**Task instructions**
Select all lines in the records that include "jiemi".

**Records provided**
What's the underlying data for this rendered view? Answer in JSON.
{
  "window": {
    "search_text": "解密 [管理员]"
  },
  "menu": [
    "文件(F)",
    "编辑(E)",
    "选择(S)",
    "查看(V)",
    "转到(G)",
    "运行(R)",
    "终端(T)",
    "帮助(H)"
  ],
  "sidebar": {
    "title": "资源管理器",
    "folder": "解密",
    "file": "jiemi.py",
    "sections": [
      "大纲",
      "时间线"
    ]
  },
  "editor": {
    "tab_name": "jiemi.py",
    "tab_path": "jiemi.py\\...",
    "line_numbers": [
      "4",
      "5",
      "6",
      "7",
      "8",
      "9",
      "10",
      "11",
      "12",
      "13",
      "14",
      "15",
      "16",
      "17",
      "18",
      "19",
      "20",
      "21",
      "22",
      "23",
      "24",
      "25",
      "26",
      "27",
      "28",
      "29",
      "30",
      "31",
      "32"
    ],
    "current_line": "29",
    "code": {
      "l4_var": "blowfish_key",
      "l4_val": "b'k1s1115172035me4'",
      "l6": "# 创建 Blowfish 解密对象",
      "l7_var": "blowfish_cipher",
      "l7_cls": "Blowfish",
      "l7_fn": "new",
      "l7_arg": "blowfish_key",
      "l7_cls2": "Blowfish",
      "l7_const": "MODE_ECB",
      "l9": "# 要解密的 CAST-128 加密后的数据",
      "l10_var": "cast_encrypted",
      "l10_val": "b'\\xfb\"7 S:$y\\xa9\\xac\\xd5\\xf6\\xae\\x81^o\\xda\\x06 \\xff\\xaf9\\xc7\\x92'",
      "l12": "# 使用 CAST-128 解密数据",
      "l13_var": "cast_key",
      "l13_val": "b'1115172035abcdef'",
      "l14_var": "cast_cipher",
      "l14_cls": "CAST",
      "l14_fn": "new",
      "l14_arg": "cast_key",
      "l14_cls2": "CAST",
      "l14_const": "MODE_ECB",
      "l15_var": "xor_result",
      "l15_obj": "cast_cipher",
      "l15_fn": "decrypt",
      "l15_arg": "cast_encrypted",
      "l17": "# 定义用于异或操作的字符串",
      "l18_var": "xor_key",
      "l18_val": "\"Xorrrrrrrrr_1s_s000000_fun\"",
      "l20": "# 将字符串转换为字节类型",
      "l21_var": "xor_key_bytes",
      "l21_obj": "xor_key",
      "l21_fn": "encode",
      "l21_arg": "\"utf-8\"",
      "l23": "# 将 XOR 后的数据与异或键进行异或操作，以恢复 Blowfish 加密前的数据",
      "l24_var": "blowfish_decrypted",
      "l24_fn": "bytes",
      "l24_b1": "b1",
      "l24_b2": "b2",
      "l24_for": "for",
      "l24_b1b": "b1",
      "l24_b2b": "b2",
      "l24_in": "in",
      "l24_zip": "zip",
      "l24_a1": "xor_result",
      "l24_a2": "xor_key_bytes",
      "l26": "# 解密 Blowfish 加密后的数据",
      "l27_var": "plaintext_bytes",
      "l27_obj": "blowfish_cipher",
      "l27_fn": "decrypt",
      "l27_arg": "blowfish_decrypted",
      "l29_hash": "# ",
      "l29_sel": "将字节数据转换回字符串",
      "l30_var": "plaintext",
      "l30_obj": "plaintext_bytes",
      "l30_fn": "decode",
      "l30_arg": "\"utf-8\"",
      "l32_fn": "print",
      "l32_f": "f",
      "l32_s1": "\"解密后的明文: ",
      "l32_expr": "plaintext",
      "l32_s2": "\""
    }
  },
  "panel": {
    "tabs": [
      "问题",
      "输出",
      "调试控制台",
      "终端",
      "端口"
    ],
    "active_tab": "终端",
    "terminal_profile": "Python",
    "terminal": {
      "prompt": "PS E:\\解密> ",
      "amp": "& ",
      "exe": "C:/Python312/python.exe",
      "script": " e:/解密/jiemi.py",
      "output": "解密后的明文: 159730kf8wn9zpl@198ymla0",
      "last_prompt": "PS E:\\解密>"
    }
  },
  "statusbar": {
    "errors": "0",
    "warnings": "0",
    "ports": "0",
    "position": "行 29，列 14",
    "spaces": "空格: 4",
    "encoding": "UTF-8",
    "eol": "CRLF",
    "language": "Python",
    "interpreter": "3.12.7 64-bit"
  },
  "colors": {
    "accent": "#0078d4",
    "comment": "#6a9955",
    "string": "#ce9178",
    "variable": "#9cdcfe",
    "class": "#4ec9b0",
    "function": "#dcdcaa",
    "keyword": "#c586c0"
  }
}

**Complete response**
    "file": "jiemi.py",
    "tab_name": "jiemi.py",
    "tab_path": "jiemi.py\\...",
      "script": " e:/解密/jiemi.py",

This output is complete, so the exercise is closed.